◆ Task
Repeat every line exactly, keeping the pictures out of the copy.

◆ Materials provided
----------------

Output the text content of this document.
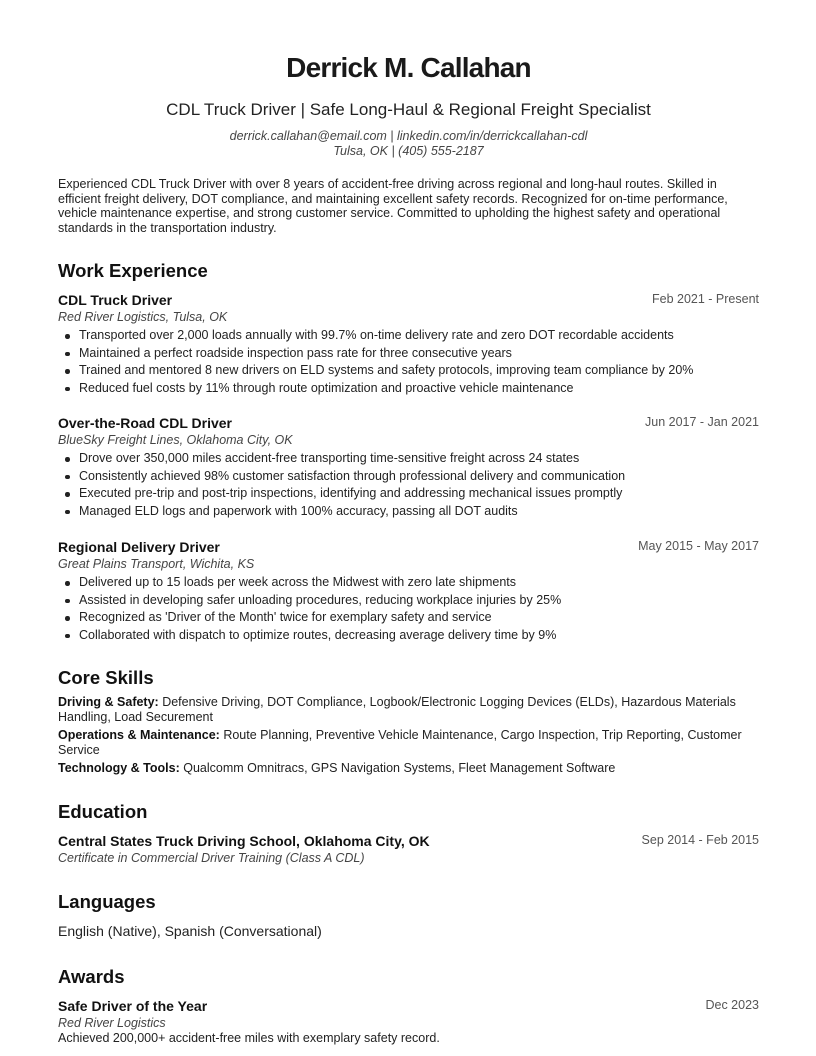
Derrick M. Callahan
CDL Truck Driver | Safe Long-Haul & Regional Freight Specialist
derrick.callahan@email.com | linkedin.com/in/derrickcallahan-cdl
Tulsa, OK | (405) 555-2187
Experienced CDL Truck Driver with over 8 years of accident-free driving across regional and long-haul routes. Skilled in efficient freight delivery, DOT compliance, and maintaining excellent safety records. Recognized for on-time performance, vehicle maintenance expertise, and strong customer service. Committed to upholding the highest safety and operational standards in the transportation industry.
Work Experience
CDL Truck Driver	Feb 2021 - Present
Red River Logistics, Tulsa, OK
Transported over 2,000 loads annually with 99.7% on-time delivery rate and zero DOT recordable accidents
Maintained a perfect roadside inspection pass rate for three consecutive years
Trained and mentored 8 new drivers on ELD systems and safety protocols, improving team compliance by 20%
Reduced fuel costs by 11% through route optimization and proactive vehicle maintenance
Over-the-Road CDL Driver	Jun 2017 - Jan 2021
BlueSky Freight Lines, Oklahoma City, OK
Drove over 350,000 miles accident-free transporting time-sensitive freight across 24 states
Consistently achieved 98% customer satisfaction through professional delivery and communication
Executed pre-trip and post-trip inspections, identifying and addressing mechanical issues promptly
Managed ELD logs and paperwork with 100% accuracy, passing all DOT audits
Regional Delivery Driver	May 2015 - May 2017
Great Plains Transport, Wichita, KS
Delivered up to 15 loads per week across the Midwest with zero late shipments
Assisted in developing safer unloading procedures, reducing workplace injuries by 25%
Recognized as 'Driver of the Month' twice for exemplary safety and service
Collaborated with dispatch to optimize routes, decreasing average delivery time by 9%
Core Skills
Driving & Safety: Defensive Driving, DOT Compliance, Logbook/Electronic Logging Devices (ELDs), Hazardous Materials Handling, Load Securement
Operations & Maintenance: Route Planning, Preventive Vehicle Maintenance, Cargo Inspection, Trip Reporting, Customer Service
Technology & Tools: Qualcomm Omnitracs, GPS Navigation Systems, Fleet Management Software
Education
Central States Truck Driving School, Oklahoma City, OK	Sep 2014 - Feb 2015
Certificate in Commercial Driver Training (Class A CDL)
Languages
English (Native), Spanish (Conversational)
Awards
Safe Driver of the Year	Dec 2023
Red River Logistics
Achieved 200,000+ accident-free miles with exemplary safety record.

----------------

◆ Exercise output
Output the text content of this document.
Derrick M. Callahan
CDL Truck Driver | Safe Long-Haul & Regional Freight Specialist
derrick.callahan@email.com | linkedin.com/in/derrickcallahan-cdl
Tulsa, OK | (405) 555-2187
Experienced CDL Truck Driver with over 8 years of accident-free driving across regional and long-haul routes. Skilled in efficient freight delivery, DOT compliance, and maintaining excellent safety records. Recognized for on-time performance, vehicle maintenance expertise, and strong customer service. Committed to upholding the highest safety and operational standards in the transportation industry.
Work Experience
CDL Truck Driver	Feb 2021 - Present
Red River Logistics, Tulsa, OK
Transported over 2,000 loads annually with 99.7% on-time delivery rate and zero DOT recordable accidents
Maintained a perfect roadside inspection pass rate for three consecutive years
Trained and mentored 8 new drivers on ELD systems and safety protocols, improving team compliance by 20%
Reduced fuel costs by 11% through route optimization and proactive vehicle maintenance
Over-the-Road CDL Driver	Jun 2017 - Jan 2021
BlueSky Freight Lines, Oklahoma City, OK
Drove over 350,000 miles accident-free transporting time-sensitive freight across 24 states
Consistently achieved 98% customer satisfaction through professional delivery and communication
Executed pre-trip and post-trip inspections, identifying and addressing mechanical issues promptly
Managed ELD logs and paperwork with 100% accuracy, passing all DOT audits
Regional Delivery Driver	May 2015 - May 2017
Great Plains Transport, Wichita, KS
Delivered up to 15 loads per week across the Midwest with zero late shipments
Assisted in developing safer unloading procedures, reducing workplace injuries by 25%
Recognized as 'Driver of the Month' twice for exemplary safety and service
Collaborated with dispatch to optimize routes, decreasing average delivery time by 9%
Core Skills
Driving & Safety: Defensive Driving, DOT Compliance, Logbook/Electronic Logging Devices (ELDs), Hazardous Materials Handling, Load Securement
Operations & Maintenance: Route Planning, Preventive Vehicle Maintenance, Cargo Inspection, Trip Reporting, Customer Service
Technology & Tools: Qualcomm Omnitracs, GPS Navigation Systems, Fleet Management Software
Education
Central States Truck Driving School, Oklahoma City, OK	Sep 2014 - Feb 2015
Certificate in Commercial Driver Training (Class A CDL)
Languages
English (Native), Spanish (Conversational)
Awards
Safe Driver of the Year	Dec 2023
Red River Logistics
Achieved 200,000+ accident-free miles with exemplary safety record.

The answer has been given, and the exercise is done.